● Data provided:
☆ ☆ ☆ ☆ ☆
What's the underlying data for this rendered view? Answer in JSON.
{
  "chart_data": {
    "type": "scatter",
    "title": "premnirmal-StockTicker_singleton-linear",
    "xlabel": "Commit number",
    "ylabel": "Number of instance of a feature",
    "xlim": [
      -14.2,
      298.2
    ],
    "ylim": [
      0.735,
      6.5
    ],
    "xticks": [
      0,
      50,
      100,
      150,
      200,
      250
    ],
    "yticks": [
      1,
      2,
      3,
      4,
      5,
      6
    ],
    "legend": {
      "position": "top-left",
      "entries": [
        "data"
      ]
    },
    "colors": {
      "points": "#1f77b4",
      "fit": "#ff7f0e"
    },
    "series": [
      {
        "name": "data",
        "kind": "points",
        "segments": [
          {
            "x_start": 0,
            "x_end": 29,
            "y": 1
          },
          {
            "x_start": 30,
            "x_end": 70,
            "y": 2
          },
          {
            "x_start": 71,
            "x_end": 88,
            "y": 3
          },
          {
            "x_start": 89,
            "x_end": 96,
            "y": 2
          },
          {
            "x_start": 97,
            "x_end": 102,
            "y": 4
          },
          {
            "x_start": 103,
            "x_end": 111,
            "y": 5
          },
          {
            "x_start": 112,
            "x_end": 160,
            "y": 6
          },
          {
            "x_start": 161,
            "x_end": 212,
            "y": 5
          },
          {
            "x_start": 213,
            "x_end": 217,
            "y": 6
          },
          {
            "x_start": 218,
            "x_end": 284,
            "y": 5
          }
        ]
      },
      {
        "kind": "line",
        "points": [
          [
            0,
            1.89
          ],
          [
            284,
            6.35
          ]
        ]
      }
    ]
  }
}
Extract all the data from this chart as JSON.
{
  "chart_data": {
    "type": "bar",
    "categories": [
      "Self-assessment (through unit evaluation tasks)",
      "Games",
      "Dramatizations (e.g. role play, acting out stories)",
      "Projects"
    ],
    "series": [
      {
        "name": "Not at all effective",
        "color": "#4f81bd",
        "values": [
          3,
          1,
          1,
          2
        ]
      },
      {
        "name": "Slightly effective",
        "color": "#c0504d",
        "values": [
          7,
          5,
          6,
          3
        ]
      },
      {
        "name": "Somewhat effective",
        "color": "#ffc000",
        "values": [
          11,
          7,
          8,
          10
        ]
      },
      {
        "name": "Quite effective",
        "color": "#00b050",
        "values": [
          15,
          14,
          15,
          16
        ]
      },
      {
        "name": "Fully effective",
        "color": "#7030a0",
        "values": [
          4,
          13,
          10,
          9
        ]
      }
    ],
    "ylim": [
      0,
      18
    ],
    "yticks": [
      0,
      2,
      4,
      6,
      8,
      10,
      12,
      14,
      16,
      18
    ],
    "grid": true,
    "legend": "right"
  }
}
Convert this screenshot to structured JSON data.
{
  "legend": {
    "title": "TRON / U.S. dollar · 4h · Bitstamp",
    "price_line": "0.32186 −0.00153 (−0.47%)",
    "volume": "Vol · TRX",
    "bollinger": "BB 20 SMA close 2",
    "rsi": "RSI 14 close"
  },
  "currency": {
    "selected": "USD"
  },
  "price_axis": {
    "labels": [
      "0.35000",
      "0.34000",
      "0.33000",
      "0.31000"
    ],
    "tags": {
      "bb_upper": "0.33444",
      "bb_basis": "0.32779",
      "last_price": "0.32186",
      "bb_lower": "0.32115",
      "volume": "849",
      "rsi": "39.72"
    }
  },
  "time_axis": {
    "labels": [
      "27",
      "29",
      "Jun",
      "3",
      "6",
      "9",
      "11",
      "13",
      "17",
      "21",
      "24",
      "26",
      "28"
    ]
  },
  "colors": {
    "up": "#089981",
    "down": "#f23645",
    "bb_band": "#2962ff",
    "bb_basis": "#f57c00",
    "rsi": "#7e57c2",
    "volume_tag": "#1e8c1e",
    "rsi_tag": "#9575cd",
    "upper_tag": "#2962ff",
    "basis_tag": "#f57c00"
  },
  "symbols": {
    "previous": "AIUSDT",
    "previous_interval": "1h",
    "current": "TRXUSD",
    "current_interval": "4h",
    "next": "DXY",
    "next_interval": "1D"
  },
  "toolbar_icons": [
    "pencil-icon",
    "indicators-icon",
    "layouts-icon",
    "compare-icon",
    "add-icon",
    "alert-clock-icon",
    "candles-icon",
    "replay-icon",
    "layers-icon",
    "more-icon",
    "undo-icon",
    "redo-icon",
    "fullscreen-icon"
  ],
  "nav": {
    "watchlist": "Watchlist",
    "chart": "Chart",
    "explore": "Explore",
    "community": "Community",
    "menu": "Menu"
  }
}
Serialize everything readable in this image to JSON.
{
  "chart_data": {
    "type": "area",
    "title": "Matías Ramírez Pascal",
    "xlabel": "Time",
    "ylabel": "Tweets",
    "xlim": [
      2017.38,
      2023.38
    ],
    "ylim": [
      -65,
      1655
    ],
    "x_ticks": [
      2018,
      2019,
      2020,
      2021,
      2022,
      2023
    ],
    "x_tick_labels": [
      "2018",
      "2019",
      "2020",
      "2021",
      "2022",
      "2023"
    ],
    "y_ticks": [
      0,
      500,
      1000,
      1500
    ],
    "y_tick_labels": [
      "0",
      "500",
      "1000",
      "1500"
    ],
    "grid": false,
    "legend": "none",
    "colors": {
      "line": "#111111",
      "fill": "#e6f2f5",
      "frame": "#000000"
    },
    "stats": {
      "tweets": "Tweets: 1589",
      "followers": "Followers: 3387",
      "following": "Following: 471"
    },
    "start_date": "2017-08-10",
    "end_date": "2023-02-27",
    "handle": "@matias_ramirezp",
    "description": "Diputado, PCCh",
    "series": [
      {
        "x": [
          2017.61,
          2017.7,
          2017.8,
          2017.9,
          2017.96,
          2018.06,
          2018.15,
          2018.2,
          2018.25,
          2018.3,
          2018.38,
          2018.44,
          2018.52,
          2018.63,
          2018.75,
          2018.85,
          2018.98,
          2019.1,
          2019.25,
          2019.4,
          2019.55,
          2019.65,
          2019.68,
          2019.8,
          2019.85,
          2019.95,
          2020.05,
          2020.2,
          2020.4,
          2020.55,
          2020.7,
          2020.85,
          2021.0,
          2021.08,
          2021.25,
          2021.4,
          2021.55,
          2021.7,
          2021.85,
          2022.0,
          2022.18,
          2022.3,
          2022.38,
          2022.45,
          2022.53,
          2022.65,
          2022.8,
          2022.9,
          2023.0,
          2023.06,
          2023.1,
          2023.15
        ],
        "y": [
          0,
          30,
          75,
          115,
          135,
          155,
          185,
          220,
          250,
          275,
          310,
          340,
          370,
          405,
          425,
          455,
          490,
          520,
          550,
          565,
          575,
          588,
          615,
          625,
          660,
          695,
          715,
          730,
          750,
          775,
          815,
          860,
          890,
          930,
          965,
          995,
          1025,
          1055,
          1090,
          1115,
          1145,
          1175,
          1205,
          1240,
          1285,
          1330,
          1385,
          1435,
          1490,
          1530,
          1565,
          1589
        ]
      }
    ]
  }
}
☆ ☆ ☆ ☆ ☆
● Given instruction: Print again each line of the listing above, exactly as it appears.

● Final result:
What's the underlying data for this rendered view? Answer in JSON.
{
  "chart_data": {
    "type": "scatter",
    "title": "premnirmal-StockTicker_singleton-linear",
    "xlabel": "Commit number",
    "ylabel": "Number of instance of a feature",
    "xlim": [
      -14.2,
      298.2
    ],
    "ylim": [
      0.735,
      6.5
    ],
    "xticks": [
      0,
      50,
      100,
      150,
      200,
      250
    ],
    "yticks": [
      1,
      2,
      3,
      4,
      5,
      6
    ],
    "legend": {
      "position": "top-left",
      "entries": [
        "data"
      ]
    },
    "colors": {
      "points": "#1f77b4",
      "fit": "#ff7f0e"
    },
    "series": [
      {
        "name": "data",
        "kind": "points",
        "segments": [
          {
            "x_start": 0,
            "x_end": 29,
            "y": 1
          },
          {
            "x_start": 30,
            "x_end": 70,
            "y": 2
          },
          {
            "x_start": 71,
            "x_end": 88,
            "y": 3
          },
          {
            "x_start": 89,
            "x_end": 96,
            "y": 2
          },
          {
            "x_start": 97,
            "x_end": 102,
            "y": 4
          },
          {
            "x_start": 103,
            "x_end": 111,
            "y": 5
          },
          {
            "x_start": 112,
            "x_end": 160,
            "y": 6
          },
          {
            "x_start": 161,
            "x_end": 212,
            "y": 5
          },
          {
            "x_start": 213,
            "x_end": 217,
            "y": 6
          },
          {
            "x_start": 218,
            "x_end": 284,
            "y": 5
          }
        ]
      },
      {
        "kind": "line",
        "points": [
          [
            0,
            1.89
          ],
          [
            284,
            6.35
          ]
        ]
      }
    ]
  }
}
Extract all the data from this chart as JSON.
{
  "chart_data": {
    "type": "bar",
    "categories": [
      "Self-assessment (through unit evaluation tasks)",
      "Games",
      "Dramatizations (e.g. role play, acting out stories)",
      "Projects"
    ],
    "series": [
      {
        "name": "Not at all effective",
        "color": "#4f81bd",
        "values": [
          3,
          1,
          1,
          2
        ]
      },
      {
        "name": "Slightly effective",
        "color": "#c0504d",
        "values": [
          7,
          5,
          6,
          3
        ]
      },
      {
        "name": "Somewhat effective",
        "color": "#ffc000",
        "values": [
          11,
          7,
          8,
          10
        ]
      },
      {
        "name": "Quite effective",
        "color": "#00b050",
        "values": [
          15,
          14,
          15,
          16
        ]
      },
      {
        "name": "Fully effective",
        "color": "#7030a0",
        "values": [
          4,
          13,
          10,
          9
        ]
      }
    ],
    "ylim": [
      0,
      18
    ],
    "yticks": [
      0,
      2,
      4,
      6,
      8,
      10,
      12,
      14,
      16,
      18
    ],
    "grid": true,
    "legend": "right"
  }
}
Convert this screenshot to structured JSON data.
{
  "legend": {
    "title": "TRON / U.S. dollar · 4h · Bitstamp",
    "price_line": "0.32186 −0.00153 (−0.47%)",
    "volume": "Vol · TRX",
    "bollinger": "BB 20 SMA close 2",
    "rsi": "RSI 14 close"
  },
  "currency": {
    "selected": "USD"
  },
  "price_axis": {
    "labels": [
      "0.35000",
      "0.34000",
      "0.33000",
      "0.31000"
    ],
    "tags": {
      "bb_upper": "0.33444",
      "bb_basis": "0.32779",
      "last_price": "0.32186",
      "bb_lower": "0.32115",
      "volume": "849",
      "rsi": "39.72"
    }
  },
  "time_axis": {
    "labels": [
      "27",
      "29",
      "Jun",
      "3",
      "6",
      "9",
      "11",
      "13",
      "17",
      "21",
      "24",
      "26",
      "28"
    ]
  },
  "colors": {
    "up": "#089981",
    "down": "#f23645",
    "bb_band": "#2962ff",
    "bb_basis": "#f57c00",
    "rsi": "#7e57c2",
    "volume_tag": "#1e8c1e",
    "rsi_tag": "#9575cd",
    "upper_tag": "#2962ff",
    "basis_tag": "#f57c00"
  },
  "symbols": {
    "previous": "AIUSDT",
    "previous_interval": "1h",
    "current": "TRXUSD",
    "current_interval": "4h",
    "next": "DXY",
    "next_interval": "1D"
  },
  "toolbar_icons": [
    "pencil-icon",
    "indicators-icon",
    "layouts-icon",
    "compare-icon",
    "add-icon",
    "alert-clock-icon",
    "candles-icon",
    "replay-icon",
    "layers-icon",
    "more-icon",
    "undo-icon",
    "redo-icon",
    "fullscreen-icon"
  ],
  "nav": {
    "watchlist": "Watchlist",
    "chart": "Chart",
    "explore": "Explore",
    "community": "Community",
    "menu": "Menu"
  }
}
Serialize everything readable in this image to JSON.
{
  "chart_data": {
    "type": "area",
    "title": "Matías Ramírez Pascal",
    "xlabel": "Time",
    "ylabel": "Tweets",
    "xlim": [
      2017.38,
      2023.38
    ],
    "ylim": [
      -65,
      1655
    ],
    "x_ticks": [
      2018,
      2019,
      2020,
      2021,
      2022,
      2023
    ],
    "x_tick_labels": [
      "2018",
      "2019",
      "2020",
      "2021",
      "2022",
      "2023"
    ],
    "y_ticks": [
      0,
      500,
      1000,
      1500
    ],
    "y_tick_labels": [
      "0",
      "500",
      "1000",
      "1500"
    ],
    "grid": false,
    "legend": "none",
    "colors": {
      "line": "#111111",
      "fill": "#e6f2f5",
      "frame": "#000000"
    },
    "stats": {
      "tweets": "Tweets: 1589",
      "followers": "Followers: 3387",
      "following": "Following: 471"
    },
    "start_date": "2017-08-10",
    "end_date": "2023-02-27",
    "handle": "@matias_ramirezp",
    "description": "Diputado, PCCh",
    "series": [
      {
        "x": [
          2017.61,
          2017.7,
          2017.8,
          2017.9,
          2017.96,
          2018.06,
          2018.15,
          2018.2,
          2018.25,
          2018.3,
          2018.38,
          2018.44,
          2018.52,
          2018.63,
          2018.75,
          2018.85,
          2018.98,
          2019.1,
          2019.25,
          2019.4,
          2019.55,
          2019.65,
          2019.68,
          2019.8,
          2019.85,
          2019.95,
          2020.05,
          2020.2,
          2020.4,
          2020.55,
          2020.7,
          2020.85,
          2021.0,
          2021.08,
          2021.25,
          2021.4,
          2021.55,
          2021.7,
          2021.85,
          2022.0,
          2022.18,
          2022.3,
          2022.38,
          2022.45,
          2022.53,
          2022.65,
          2022.8,
          2022.9,
          2023.0,
          2023.06,
          2023.1,
          2023.15
        ],
        "y": [
          0,
          30,
          75,
          115,
          135,
          155,
          185,
          220,
          250,
          275,
          310,
          340,
          370,
          405,
          425,
          455,
          490,
          520,
          550,
          565,
          575,
          588,
          615,
          625,
          660,
          695,
          715,
          730,
          750,
          775,
          815,
          860,
          890,
          930,
          965,
          995,
          1025,
          1055,
          1090,
          1115,
          1145,
          1175,
          1205,
          1240,
          1285,
          1330,
          1385,
          1435,
          1490,
          1530,
          1565,
          1589
        ]
      }
    ]
  }
}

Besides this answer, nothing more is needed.